**Task goal:** Below is a block of data; give all of it again word for word.

**The data:**
%%
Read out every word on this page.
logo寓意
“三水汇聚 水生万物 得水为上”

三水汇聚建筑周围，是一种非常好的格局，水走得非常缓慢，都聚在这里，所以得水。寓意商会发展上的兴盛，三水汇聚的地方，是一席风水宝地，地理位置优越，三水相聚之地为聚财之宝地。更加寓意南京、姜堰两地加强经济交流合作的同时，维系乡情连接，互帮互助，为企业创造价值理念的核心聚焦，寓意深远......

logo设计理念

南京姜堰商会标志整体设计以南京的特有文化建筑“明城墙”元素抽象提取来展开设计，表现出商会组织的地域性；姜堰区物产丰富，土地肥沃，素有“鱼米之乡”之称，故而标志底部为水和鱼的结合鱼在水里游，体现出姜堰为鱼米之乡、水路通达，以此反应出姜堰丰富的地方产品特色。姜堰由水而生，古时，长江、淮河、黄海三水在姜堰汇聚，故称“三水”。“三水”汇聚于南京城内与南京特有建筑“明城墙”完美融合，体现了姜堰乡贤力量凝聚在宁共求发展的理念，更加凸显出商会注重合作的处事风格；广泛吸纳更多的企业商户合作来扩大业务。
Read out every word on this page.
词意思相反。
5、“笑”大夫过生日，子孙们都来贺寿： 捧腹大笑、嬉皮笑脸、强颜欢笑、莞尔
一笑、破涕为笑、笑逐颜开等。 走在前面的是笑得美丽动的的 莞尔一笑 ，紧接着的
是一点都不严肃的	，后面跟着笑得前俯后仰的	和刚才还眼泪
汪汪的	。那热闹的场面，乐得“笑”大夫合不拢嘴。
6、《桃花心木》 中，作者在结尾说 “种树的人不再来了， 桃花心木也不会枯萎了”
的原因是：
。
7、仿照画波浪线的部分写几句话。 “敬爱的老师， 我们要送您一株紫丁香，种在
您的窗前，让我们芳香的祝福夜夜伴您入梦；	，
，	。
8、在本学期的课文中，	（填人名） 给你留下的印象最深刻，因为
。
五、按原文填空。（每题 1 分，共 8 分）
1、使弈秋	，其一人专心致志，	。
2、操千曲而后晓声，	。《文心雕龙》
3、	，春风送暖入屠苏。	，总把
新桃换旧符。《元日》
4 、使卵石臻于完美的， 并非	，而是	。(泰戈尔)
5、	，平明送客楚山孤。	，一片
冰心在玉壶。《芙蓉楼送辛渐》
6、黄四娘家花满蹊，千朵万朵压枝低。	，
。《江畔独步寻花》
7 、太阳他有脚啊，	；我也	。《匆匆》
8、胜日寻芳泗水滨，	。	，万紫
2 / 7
%%
**Response for this exercise:**
Read out every word on this page.
logo寓意
“三水汇聚 水生万物 得水为上”

三水汇聚建筑周围，是一种非常好的格局，水走得非常缓慢，都聚在这里，所以得水。寓意商会发展上的兴盛，三水汇聚的地方，是一席风水宝地，地理位置优越，三水相聚之地为聚财之宝地。更加寓意南京、姜堰两地加强经济交流合作的同时，维系乡情连接，互帮互助，为企业创造价值理念的核心聚焦，寓意深远......

logo设计理念

南京姜堰商会标志整体设计以南京的特有文化建筑“明城墙”元素抽象提取来展开设计，表现出商会组织的地域性；姜堰区物产丰富，土地肥沃，素有“鱼米之乡”之称，故而标志底部为水和鱼的结合鱼在水里游，体现出姜堰为鱼米之乡、水路通达，以此反应出姜堰丰富的地方产品特色。姜堰由水而生，古时，长江、淮河、黄海三水在姜堰汇聚，故称“三水”。“三水”汇聚于南京城内与南京特有建筑“明城墙”完美融合，体现了姜堰乡贤力量凝聚在宁共求发展的理念，更加凸显出商会注重合作的处事风格；广泛吸纳更多的企业商户合作来扩大业务。
Read out every word on this page.
词意思相反。
5、“笑”大夫过生日，子孙们都来贺寿： 捧腹大笑、嬉皮笑脸、强颜欢笑、莞尔
一笑、破涕为笑、笑逐颜开等。 走在前面的是笑得美丽动的的 莞尔一笑 ，紧接着的
是一点都不严肃的	，后面跟着笑得前俯后仰的	和刚才还眼泪
汪汪的	。那热闹的场面，乐得“笑”大夫合不拢嘴。
6、《桃花心木》 中，作者在结尾说 “种树的人不再来了， 桃花心木也不会枯萎了”
的原因是：
。
7、仿照画波浪线的部分写几句话。 “敬爱的老师， 我们要送您一株紫丁香，种在
您的窗前，让我们芳香的祝福夜夜伴您入梦；	，
，	。
8、在本学期的课文中，	（填人名） 给你留下的印象最深刻，因为
。
五、按原文填空。（每题 1 分，共 8 分）
1、使弈秋	，其一人专心致志，	。
2、操千曲而后晓声，	。《文心雕龙》
3、	，春风送暖入屠苏。	，总把
新桃换旧符。《元日》
4 、使卵石臻于完美的， 并非	，而是	。(泰戈尔)
5、	，平明送客楚山孤。	，一片
冰心在玉壶。《芙蓉楼送辛渐》
6、黄四娘家花满蹊，千朵万朵压枝低。	，
。《江畔独步寻花》
7 、太阳他有脚啊，	；我也	。《匆匆》
8、胜日寻芳泗水滨，	。	，万紫
2 / 7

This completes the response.